Exercise description
Search the data for the word "审计质量控制的含义" and copy every line that contains it.

Supplied entries
◆ ◆ ◆ ◆ ◆ ◆ ◆

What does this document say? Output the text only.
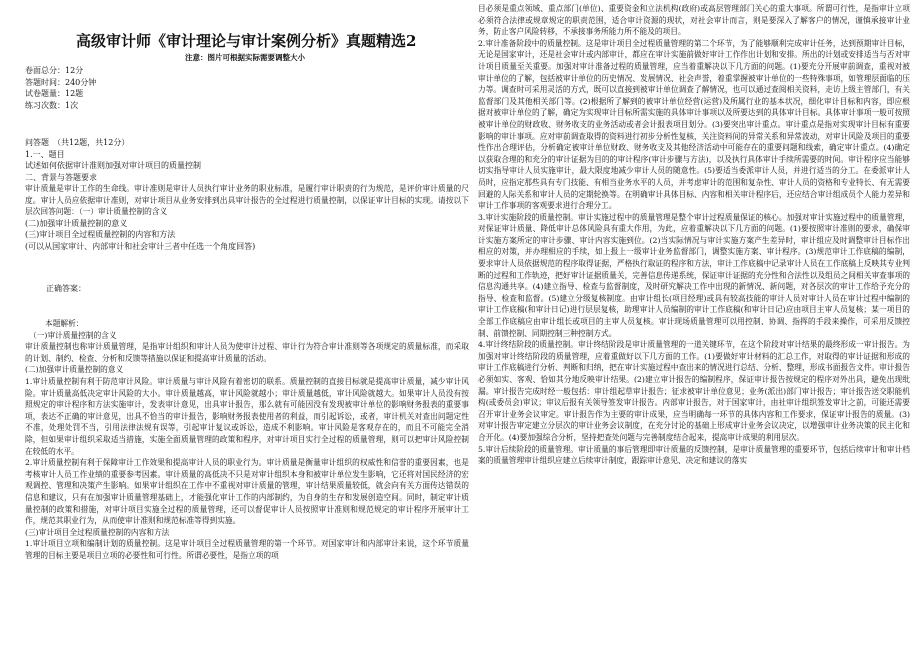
高级审计师《审计理论与审计案例分析》真题精选2
注意：图片可根据实际需要调整大小
卷面总分：12分
答题时间：240分钟
试卷题量：12题
练习次数：1次
问答题　（共12题，共12分）
1.一、题目
试述如何依据审计准则加强对审计项目的质量控制
二、背景与答题要求

审计质量是审计工作的生命线。审计准则是审计人员执行审计业务的职业标准，是履行审计职责的行为规范，是评价审计质量的尺度。审计人员应依据审计准则，对审计项目从业务安排到出具审计报告的全过程进行质量控制，以保证审计目标的实现。请按以下层次回答问题：（一）审计质量控制的含义

(二)加强审计质量控制的意义
(三)审计项目全过程质量控制的内容和方法
(可以从国家审计、内部审计和社会审计三者中任选一个角度回答)
正确答案：

本题解析：

（一)审计质量控制的含义

审计质量控制也称审计质量管理，是指审计组织和审计人员为使审计过程、审计行为符合审计准则等各项规定的质量标准，而采取的计划、制约、检查、分析和反馈等措施以保证和提高审计质量的活动。

(二)加强审计质量控制的意义

1.审计质量控制有利于防范审计风险。审计质量与审计风险有着密切的联系。质量控制的直接目标就是提高审计质量，减少审计风险。审计质量高低决定审计风险的大小。审计质量越高，审计风险就越小；审计质量越低，审计风险就越大。如果审计人员没有按照规定的审计程序和方法实施审计，发表审计意见，出具审计报告，那么就有可能因没有发现被审计单位的影响财务报表的重要事项，表达不正确的审计意见，出具不恰当的审计报告，影响财务报表使用者的利益，而引起诉讼，或者，审计机关对查出问题定性不准，处理处罚不当，引用法律法规有误等，引起审计复议或诉讼，造成不利影响。审计风险是客观存在的，而且不可能完全消除，但如果审计组织采取适当措施，实施全面质量管理的政策和程序，对审计项目实行全过程的质量管理，则可以把审计风险控制在较低的水平。

2.审计质量控制有利于保障审计工作效果和提高审计人员的职业行为。审计质量是衡量审计组织的权威性和信誉的重要因素，也是考核审计人员工作业绩的重要参考因素。审计质量的高低决不只是对审计组织本身和被审计单位发生影响，它还将对国民经济的宏观调控、管理和决策产生影响。如果审计组织在工作中不重视对审计质量的管理，审计结果质量较低，就会向有关方面传达错误的信息和建议，只有在加强审计质量管理基础上，才能强化审计工作的内部制约，为自身的生存和发展创造空间。同时，制定审计质量控制的政策和措施，对审计项目实施全过程的质量管理，还可以督促审计人员按照审计准则和规范规定的审计程序开展审计工作，规范其职业行为，从而使审计准则和规范标准等得到实施。

(三)审计项目全过程质量控制的内容和方法

1.审计项目立项和编制计划的质量控制。这是审计项目全过程质量管理的第一个环节。对国家审计和内部审计来说，这个环节质量管理的目标主要是项目立项的必要性和可行性。所谓必要性，是指立项的项

目必须是重点领域、重点部门(单位)、重要资金和立法机构(政府)或高层管理部门关心的重大事项。所谓可行性，是指审计立项必须符合法律或规章规定的职责范围，适合审计资源的现状，对社会审计而言，则是要深入了解客户的情况，谨慎承接审计业务，防止客户风险转移，不承接事务所能力所不能及的项目。

2.审计准备阶段中的质量控制。这是审计项目全过程质量管理的第二个环节，为了能够顺利完成审计任务，达到预期审计目标，无论是国家审计，还是社会审计或内部审计，都应在审计实施前做好审计工作作出计划和安排。所出的计划或安排适当与否对审计项目质量至关重要。加强对审计准备过程的质量管理，应当着重解决以下几方面的问题。(1)要充分开展审前调查，重视对被审计单位的了解，包括被审计单位的历史情况、发展情况、社会声誉，着重掌握被审计单位的一些特殊事项，如管理层面临的压力等。调查时可采用灵活的方式，既可以直接到被审计单位调查了解情况，也可以通过查阅相关资料，走访上级主管部门，有关监督部门及其他相关部门等。(2)根据所了解到的被审计单位经营(运营)及所属行业的基本状况，细化审计目标和内容，即应根据对被审计单位的了解，确定为实现审计目标所需实施的具体审计事项以及所要达到的具体审计目标。具体审计事项一般可按照被审计单位的财政收、财务收支的业务活动或者会计报表项目划分。(3)要突出审计重点。审计重点是指对实现审计目标有重要影响的审计事项。应对审前调查取得的资料进行初步分析性复核，关注资料间的异常关系和异常波动，对审计风险及项目的重要性作出合理评估，分析确定被审计单位财政、财务收支及其他经济活动中可能存在的重要问题和线索，确定审计重点。(4)确定以获取合理的和充分的审计证据为目的的审计程序(审计步骤与方法)，以及执行具体审计手续所需要的时间。审计程序应当能够切实指导审计人员实施审计，最大限度地减少审计人员的随意性。(5)要适当委派审计人员，并进行适当的分工。在委派审计人员时，应指定那些具有专门技能、有相当业务水平的人员，并考虑审计的范围和复杂性、审计人员的资格和专业特长、有无需要回避的人际关系和审计人员的定期轮换等。在明确审计具体目标、内容和相关审计程序后，还应结合审计组成员个人能力差异和审计工作事项的客观要求进行合理分工。

3.审计实施阶段的质量控制。审计实施过程中的质量管理是整个审计过程质量保证的核心。加强对审计实施过程中的质量管理，对保证审计质量、降低审计总体风险具有重大作用，为此，应着重解决以下几方面的问题。(1)要按照审计准则的要求，确保审计实施方案所定的审计步骤、审计内容实施到位。(2)当实际情况与审计实施方案产生差异时，审计组应及时调整审计目标作出相应的对策，并办理相应的手续，如上报上一级审计业务监督部门，调整实施方案、审计程序。(3)规范审计工作底稿的编制，要求审计人员依据规范的程序取得证据，严格执行取证的程序和方法，审计工作底稿中记录审计人员在工作底稿上反映其专业判断的过程和工作轨迹，把好审计证据质量关，完善信息传递系统，保证审计证据的充分性和合法性以及组员之间相关审查事项的信息沟通共享。(4)建立指导、检查与监督制度，及时研究解决工作中出现的新情况、新问题，对各层次的审计工作给予充分的指导、检查和监督。(5)建立分级复核制度。由审计组长(项目经理)或具有较高技能的审计人员对审计人员在审计过程中编制的审计工作底稿(和审计日记)进行层层复核，助理审计人员编制的审计工作底稿(和审计日记)应由项目主审人员复核；某一项目的全部工作底稿应由审计组长或项目的主审人员复核。审计现场质量管理可以用控制、协调、指挥的手段来操作，可采用反馈控制、前馈控制、同期控制三种控制方式。

4.审计终结阶段的质量控制。审计终结阶段是审计质量管理的一道关键环节，在这个阶段对审计结果的最终形成一审计报告。为加强对审计终结阶段的质量管理，应着重做好以下几方面的工作。(1)要做好审计材料的汇总工作，对取得的审计证据和形成的审计工作底稿进行分析、判断和归纳，把在审计实施过程中查出来的情况进行总结、分析、整理，形成书面报告文件。审计报告必须如实、客观、恰如其分地反映审计结果。(2)建立审计报告的编制程序，保证审计报告按规定的程序对外出具，避免出现纰漏。审计报告完成时经一般包括：审计组起草审计报告；征求被审计单位意见；业务(派出)部门审计报告；审计报告送交职能机构(或委员会)审议；审议后报有关领导签发审计报告。内部审计报告，对于国家审计，由社审计组织签发审计之前，可能还需要召开审计业务会议审定。审计报告作为主要的审计成果，应当明确每一环节的具体内容和工作要求，保证审计报告的质量。(3)对审计报告审定建立分层次的审计业务会议制度，在充分讨论的基础上形成审计业务会议决定，以增强审计业务决策的民主化和合开化。(4)要加强综合分析，坚持把查处问题与完善制度结合起来，提高审计成果的利用层次。

5.审计后续阶段的质量管理。审计质量的事后管理即审计质量的反馈控制，是审计质量管理的重要环节，包括后续审计和审计档案的质量管理审计组织应建立后续审计制度，跟踪审计意见、决定和建议的落实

◆ ◆ ◆ ◆ ◆ ◆ ◆

Result for this task
审计质量是审计工作的生命线。审计准则是审计人员执行审计业务的职业标准，是履行审计职责的行为规范，是评价审计质量的尺度。审计人员应依据审计准则，对审计项目从业务安排到出具审计报告的全过程进行质量控制，以保证审计目标的实现。请按以下层次回答问题：（一）审计质量控制的含义
（一)审计质量控制的含义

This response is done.